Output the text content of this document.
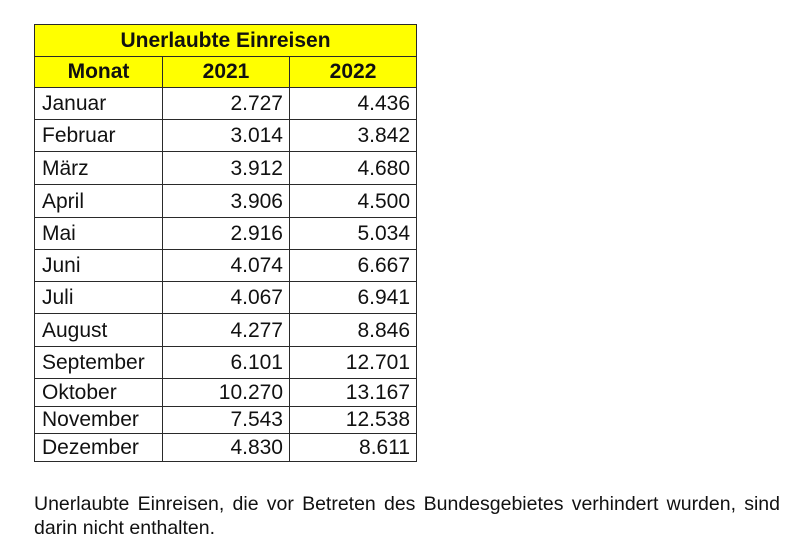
Unerlaubte Einreisen		
Monat	2021	2022
Januar	2.727	4.436
Februar	3.014	3.842
März	3.912	4.680
April	3.906	4.500
Mai	2.916	5.034
Juni	4.074	6.667
Juli	4.067	6.941
August	4.277	8.846
September	6.101	12.701
Oktober	10.270	13.167
November	7.543	12.538
Dezember	4.830	8.611

Unerlaubte Einreisen, die vor Betreten des Bundesgebietes verhindert wurden, sind darin nicht enthalten.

# [Requirement]
Retype all of the entries exactly as written, leaving out any images.

# [Result of the exercise]
Output the text content of this document.
Unerlaubte Einreisen		
Monat	2021	2022
Januar	2.727	4.436
Februar	3.014	3.842
März	3.912	4.680
April	3.906	4.500
Mai	2.916	5.034
Juni	4.074	6.667
Juli	4.067	6.941
August	4.277	8.846
September	6.101	12.701
Oktober	10.270	13.167
November	7.543	12.538
Dezember	4.830	8.611

Unerlaubte Einreisen, die vor Betreten des Bundesgebietes verhindert wurden, sind darin nicht enthalten.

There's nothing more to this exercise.